### Supplied records
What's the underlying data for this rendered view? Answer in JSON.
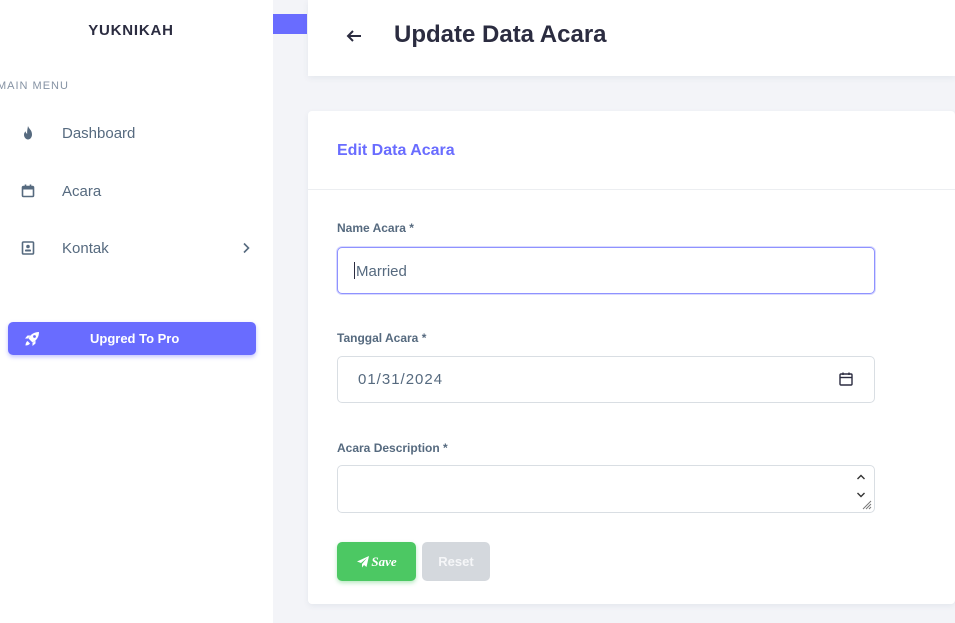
{
  "sidebar": {
    "brand": "YUKNIKAH",
    "menu_header": "MAIN MENU",
    "items": [
      {
        "label": "Dashboard",
        "icon": "fire-icon"
      },
      {
        "label": "Acara",
        "icon": "calendar-icon"
      },
      {
        "label": "Kontak",
        "icon": "contact-icon",
        "has_submenu": true
      }
    ],
    "upgrade_label": "Upgred To Pro",
    "upgrade_icon": "rocket-icon"
  },
  "header": {
    "back_icon": "arrow-left-icon",
    "title": "Update Data Acara"
  },
  "form": {
    "card_title": "Edit Data Acara",
    "name_label": "Name Acara *",
    "name_value": "Married",
    "date_label": "Tanggal Acara *",
    "date_value": "01/31/2024",
    "description_label": "Acara Description *",
    "description_value": "",
    "save_label": "Save",
    "reset_label": "Reset"
  },
  "colors": {
    "primary": "#696cff",
    "success": "#4cc863",
    "secondary": "#d4d8dd",
    "background": "#f3f4f8"
  }
}
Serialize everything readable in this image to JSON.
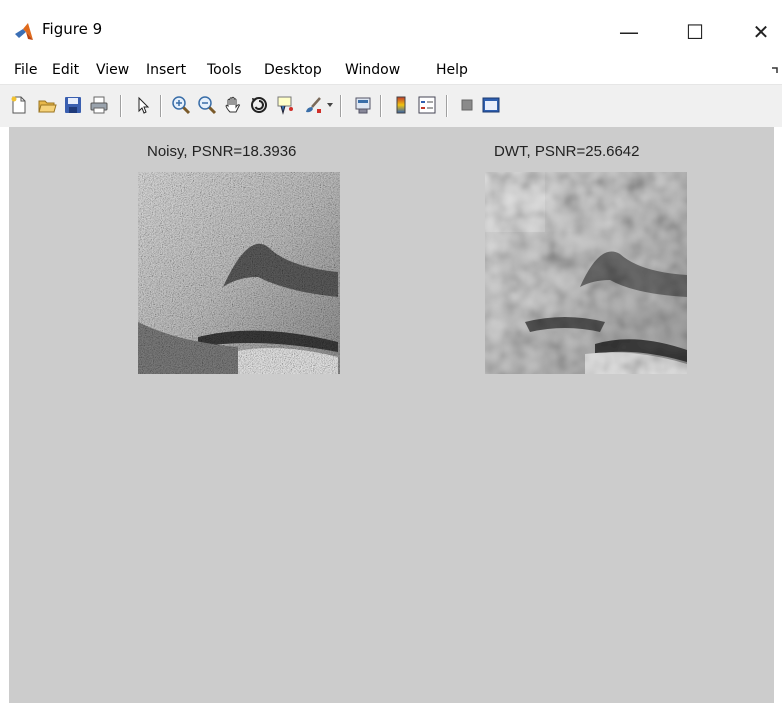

### Problem details
Single out each line of the records above with the string "Acara" in it, and copy it.

### Complete response
        "label": "Acara",
    "title": "Update Data Acara"
    "card_title": "Edit Data Acara",
    "name_label": "Name Acara *",
    "date_label": "Tanggal Acara *",
    "description_label": "Acara Description *",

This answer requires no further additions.